== Your task ==
Filter the listing and keep only the lines with the word "food".

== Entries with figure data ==

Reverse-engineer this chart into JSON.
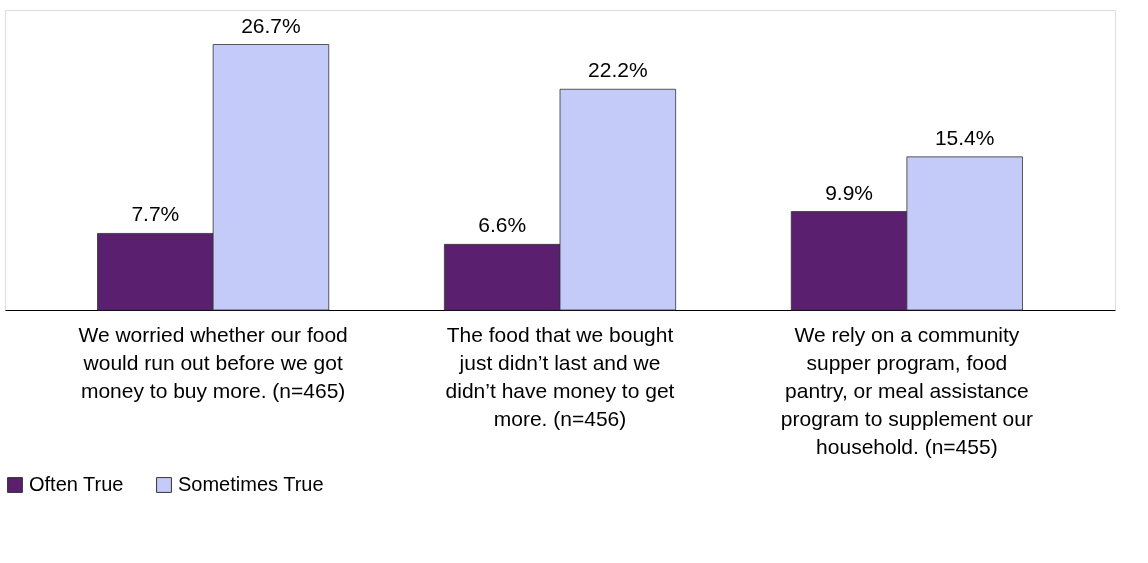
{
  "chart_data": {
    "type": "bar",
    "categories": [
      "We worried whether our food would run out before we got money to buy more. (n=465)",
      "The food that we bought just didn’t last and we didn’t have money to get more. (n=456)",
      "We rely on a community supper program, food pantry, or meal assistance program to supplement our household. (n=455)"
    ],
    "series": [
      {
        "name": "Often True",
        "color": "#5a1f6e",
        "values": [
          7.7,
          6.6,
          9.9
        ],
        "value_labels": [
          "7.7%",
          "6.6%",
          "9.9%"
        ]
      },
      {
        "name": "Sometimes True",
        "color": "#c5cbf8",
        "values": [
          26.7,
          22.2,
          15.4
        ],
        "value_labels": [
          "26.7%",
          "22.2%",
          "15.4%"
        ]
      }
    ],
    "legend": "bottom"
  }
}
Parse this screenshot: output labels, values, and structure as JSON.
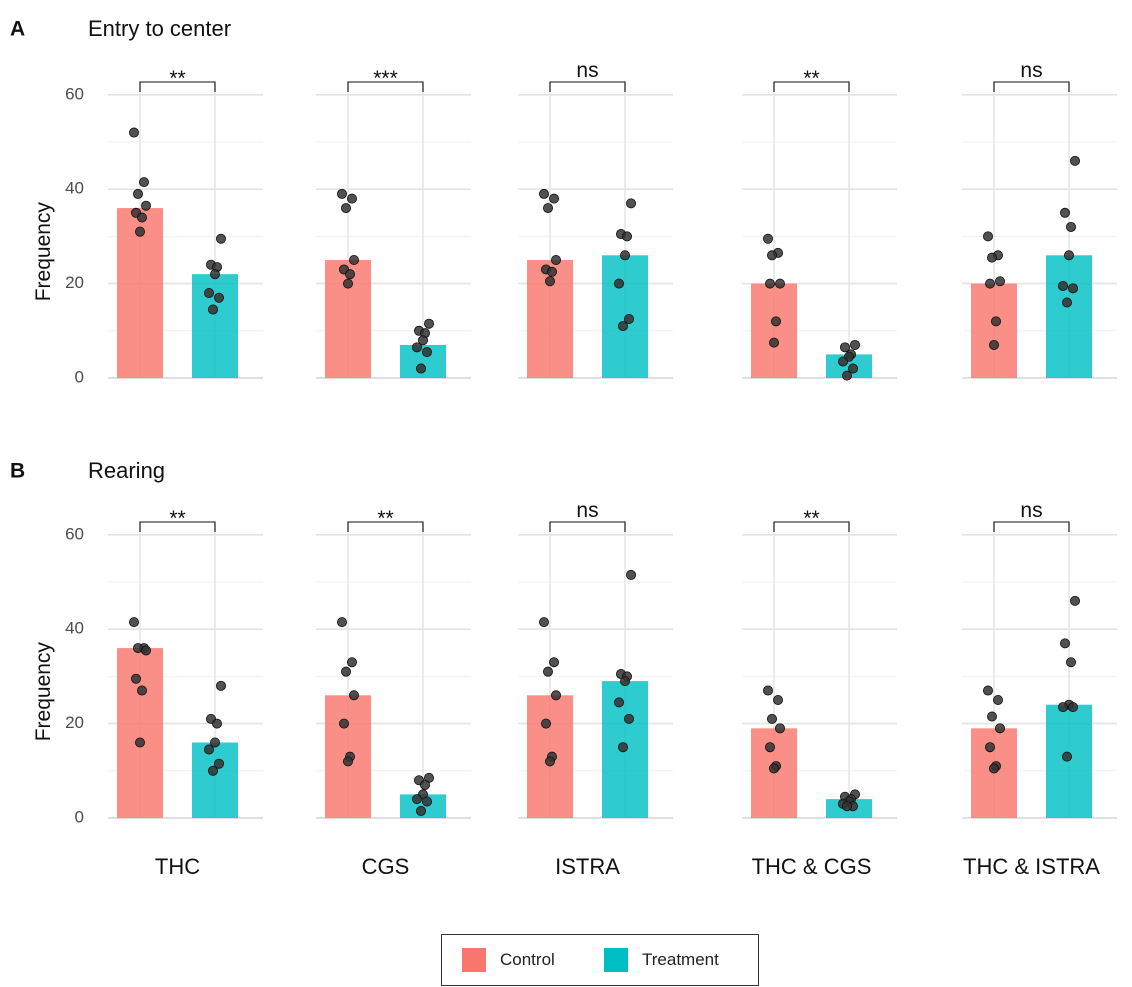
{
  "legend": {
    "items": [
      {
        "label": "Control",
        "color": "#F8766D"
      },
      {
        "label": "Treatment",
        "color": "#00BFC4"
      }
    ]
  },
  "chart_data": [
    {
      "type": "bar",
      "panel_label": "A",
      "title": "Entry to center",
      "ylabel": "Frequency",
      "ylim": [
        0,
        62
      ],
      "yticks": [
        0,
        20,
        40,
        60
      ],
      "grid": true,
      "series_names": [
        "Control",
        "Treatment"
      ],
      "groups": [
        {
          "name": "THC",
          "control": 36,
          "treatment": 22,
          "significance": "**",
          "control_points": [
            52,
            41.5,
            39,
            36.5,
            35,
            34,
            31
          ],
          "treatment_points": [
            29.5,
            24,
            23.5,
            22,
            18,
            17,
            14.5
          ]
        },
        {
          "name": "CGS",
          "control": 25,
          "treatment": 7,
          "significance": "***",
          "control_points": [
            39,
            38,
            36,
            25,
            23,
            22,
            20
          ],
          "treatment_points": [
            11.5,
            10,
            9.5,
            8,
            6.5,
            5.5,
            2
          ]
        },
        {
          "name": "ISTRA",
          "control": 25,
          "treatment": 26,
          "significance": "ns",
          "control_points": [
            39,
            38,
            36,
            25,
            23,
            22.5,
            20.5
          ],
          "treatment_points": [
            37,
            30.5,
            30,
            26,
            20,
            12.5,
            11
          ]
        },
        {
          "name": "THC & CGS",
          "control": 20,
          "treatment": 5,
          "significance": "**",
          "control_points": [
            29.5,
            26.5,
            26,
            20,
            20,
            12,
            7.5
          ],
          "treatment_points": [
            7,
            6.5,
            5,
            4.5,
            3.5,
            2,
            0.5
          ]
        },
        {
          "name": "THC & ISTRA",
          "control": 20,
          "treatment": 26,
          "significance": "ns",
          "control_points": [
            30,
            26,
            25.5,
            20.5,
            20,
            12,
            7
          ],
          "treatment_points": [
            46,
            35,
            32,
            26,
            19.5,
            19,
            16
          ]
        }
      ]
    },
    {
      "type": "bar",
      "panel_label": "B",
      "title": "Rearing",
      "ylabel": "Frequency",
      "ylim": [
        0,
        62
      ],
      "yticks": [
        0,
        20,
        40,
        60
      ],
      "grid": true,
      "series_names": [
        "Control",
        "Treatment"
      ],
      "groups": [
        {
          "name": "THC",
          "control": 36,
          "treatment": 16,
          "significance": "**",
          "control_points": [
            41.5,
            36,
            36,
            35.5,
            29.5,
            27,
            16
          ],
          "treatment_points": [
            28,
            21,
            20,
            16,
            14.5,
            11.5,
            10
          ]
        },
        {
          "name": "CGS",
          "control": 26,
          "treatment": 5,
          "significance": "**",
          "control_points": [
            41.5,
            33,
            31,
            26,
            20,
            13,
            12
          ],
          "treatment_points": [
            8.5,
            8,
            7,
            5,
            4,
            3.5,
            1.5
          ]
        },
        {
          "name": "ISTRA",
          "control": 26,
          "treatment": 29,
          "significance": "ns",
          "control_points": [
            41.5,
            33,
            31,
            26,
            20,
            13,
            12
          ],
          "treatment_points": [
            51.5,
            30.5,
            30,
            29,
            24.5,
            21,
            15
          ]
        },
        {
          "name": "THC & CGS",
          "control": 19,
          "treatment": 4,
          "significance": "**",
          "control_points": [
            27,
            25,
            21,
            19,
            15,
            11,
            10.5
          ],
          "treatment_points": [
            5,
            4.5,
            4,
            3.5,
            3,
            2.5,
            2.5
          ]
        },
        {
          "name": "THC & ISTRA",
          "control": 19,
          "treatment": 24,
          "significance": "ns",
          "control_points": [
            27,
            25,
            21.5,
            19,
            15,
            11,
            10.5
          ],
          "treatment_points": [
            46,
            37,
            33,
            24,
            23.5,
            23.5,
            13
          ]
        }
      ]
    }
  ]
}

== Task response ==
      "We worried whether our food would run out before we got money to buy more. (n=465)",
      "The food that we bought just didn’t last and we didn’t have money to get more. (n=456)",
      "We rely on a community supper program, food pantry, or meal assistance program to supplement our household. (n=455)"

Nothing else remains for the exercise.